- [Input]
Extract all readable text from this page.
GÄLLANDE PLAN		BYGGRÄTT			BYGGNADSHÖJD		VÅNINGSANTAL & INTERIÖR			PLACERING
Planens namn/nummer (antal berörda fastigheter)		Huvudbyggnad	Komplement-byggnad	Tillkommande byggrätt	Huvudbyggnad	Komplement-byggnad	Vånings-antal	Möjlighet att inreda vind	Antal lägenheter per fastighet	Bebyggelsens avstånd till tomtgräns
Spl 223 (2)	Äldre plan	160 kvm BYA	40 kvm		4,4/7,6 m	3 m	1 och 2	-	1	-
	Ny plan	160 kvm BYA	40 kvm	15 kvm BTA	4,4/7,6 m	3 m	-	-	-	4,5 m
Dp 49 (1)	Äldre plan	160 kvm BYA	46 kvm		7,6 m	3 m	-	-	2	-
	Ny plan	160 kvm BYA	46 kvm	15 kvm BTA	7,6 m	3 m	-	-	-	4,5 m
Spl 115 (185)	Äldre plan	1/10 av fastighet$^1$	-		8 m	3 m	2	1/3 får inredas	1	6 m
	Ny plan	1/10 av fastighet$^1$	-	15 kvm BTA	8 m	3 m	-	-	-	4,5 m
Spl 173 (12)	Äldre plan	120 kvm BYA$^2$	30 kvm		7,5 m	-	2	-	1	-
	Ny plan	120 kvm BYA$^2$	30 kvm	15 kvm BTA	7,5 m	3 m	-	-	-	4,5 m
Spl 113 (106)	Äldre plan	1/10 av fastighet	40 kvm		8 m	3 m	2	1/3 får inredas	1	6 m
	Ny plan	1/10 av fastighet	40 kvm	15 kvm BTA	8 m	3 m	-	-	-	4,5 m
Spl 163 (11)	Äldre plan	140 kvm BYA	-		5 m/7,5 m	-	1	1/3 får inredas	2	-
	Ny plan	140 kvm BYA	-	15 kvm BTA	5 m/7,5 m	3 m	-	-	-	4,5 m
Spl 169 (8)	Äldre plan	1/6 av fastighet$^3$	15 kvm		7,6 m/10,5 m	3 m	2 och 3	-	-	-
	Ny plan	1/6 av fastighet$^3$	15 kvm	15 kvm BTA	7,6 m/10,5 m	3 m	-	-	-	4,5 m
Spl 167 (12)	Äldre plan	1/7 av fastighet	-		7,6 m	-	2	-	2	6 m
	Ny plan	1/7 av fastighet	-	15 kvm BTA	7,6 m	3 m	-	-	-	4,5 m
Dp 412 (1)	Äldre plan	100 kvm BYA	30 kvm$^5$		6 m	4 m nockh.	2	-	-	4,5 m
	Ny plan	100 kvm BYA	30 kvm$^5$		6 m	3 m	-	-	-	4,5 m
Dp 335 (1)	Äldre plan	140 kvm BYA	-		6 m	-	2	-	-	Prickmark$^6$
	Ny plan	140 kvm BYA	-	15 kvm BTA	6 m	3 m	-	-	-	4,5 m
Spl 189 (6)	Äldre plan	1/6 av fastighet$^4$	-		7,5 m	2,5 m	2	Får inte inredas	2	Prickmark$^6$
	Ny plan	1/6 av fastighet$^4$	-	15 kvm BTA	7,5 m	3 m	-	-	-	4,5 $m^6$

- [Task brief] Go through the records and gather the lines that hold "inredas".

- [Solution]
Spl 115 (185)	Äldre plan	1/10 av fastighet$^1$	-		8 m	3 m	2	1/3 får inredas	1	6 m
Spl 113 (106)	Äldre plan	1/10 av fastighet	40 kvm		8 m	3 m	2	1/3 får inredas	1	6 m
Spl 163 (11)	Äldre plan	140 kvm BYA	-		5 m/7,5 m	-	1	1/3 får inredas	2	-
Spl 189 (6)	Äldre plan	1/6 av fastighet$^4$	-		7,5 m	2,5 m	2	Får inte inredas	2	Prickmark$^6$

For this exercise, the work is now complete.